Also in February, we announced that we've invested $145 million to acquire an additional 6.8% interest in Noverco from GDS, [ph] bringing our total position in Noverco now at 38.9%. And we were very pleased to have the opportunity to increase our indirect ownership in Gaz Metro through this mechanism and to reinforce the very strategic relationship that we have with the case.

And finally, in terms of new projects announcements, just a few weeks ago, Enbridge Energy Partners announced that it secured sufficient long-term commitments to undertake $175 million expansion of the East Texas gathering and transmission system, and this system, of course, it reaches off of the existing footprint in the increasingly prolific Texas side of the Haynesville shale play. So in aggregate, these new projects represents an addition of almost $600 million to our commercially secured growth investments that we'll be bringing into service in the next few years.

I'd also like to just go back on the quarter and revisit the major announcement that we made in March regarding the Competitive Toll Settlement agreement that was reached with our shippers on the liquids mainline pipeline system. In fact, you will have seen just last week that we filed the final version with the NEB [National Energy Board] and FERC [Federal Energy Regulatory Commission] for their review. Given the endorsement that it has from our shipping community, we don't foresee any issues with the filing, and we hope to be in a position to implement this tolling framework starting in July, around about July 1 of this year. As we discussed back in March, we're very pleased with the outcome of this negotiation, and I think it once again demonstrates the collaborative nature of our relationship with our customers as the agreement enables us to align our interest and their interest. It provides a very stable and competitive toll to shippers while helping us to maintain our competitive advantage for attracting new barrels to our system.

In doing so, it really provides us with the potential for earnings upside down the road if throughput increases as we have conservatively forecast. It can also prove to be a very strategic lever to facilitate market extension projects on our system as a result of that fixed toll and it provides all of these benefits while keeping both Enbridge and our customers out of the regulatory hearing room for many years to come, and we're very pleased with that of course.

* [Requirement 1]: Reproduce everything in the earnings call excerpt from "Also in February, we" down to "with the case.".
* [Requirement 2]: In one to three sentences, explain why the earnings call excerpt says the company does not expect any issues with its filing of the Competitive Toll Settlement.
Rely only on the earnings call excerpt.

* [Supplied data]:

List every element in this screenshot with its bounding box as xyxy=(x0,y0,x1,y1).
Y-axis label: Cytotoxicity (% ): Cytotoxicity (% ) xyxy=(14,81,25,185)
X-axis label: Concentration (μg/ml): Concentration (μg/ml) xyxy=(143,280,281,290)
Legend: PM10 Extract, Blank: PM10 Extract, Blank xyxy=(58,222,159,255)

* [Correct result 1]:
Also in February, we announced that we've invested $145 million to acquire an additional 6.8% interest in Noverco from GDS, [ph] bringing our total position in Noverco now at 38.9%. And we were very pleased to have the opportunity to increase our indirect ownership in Gaz Metro through this mechanism and to reinforce the very strategic relationship that we have with the case.

* [Correct result 2]: The company does not expect issues with the filing because the agreement has the endorsement of its shipping community.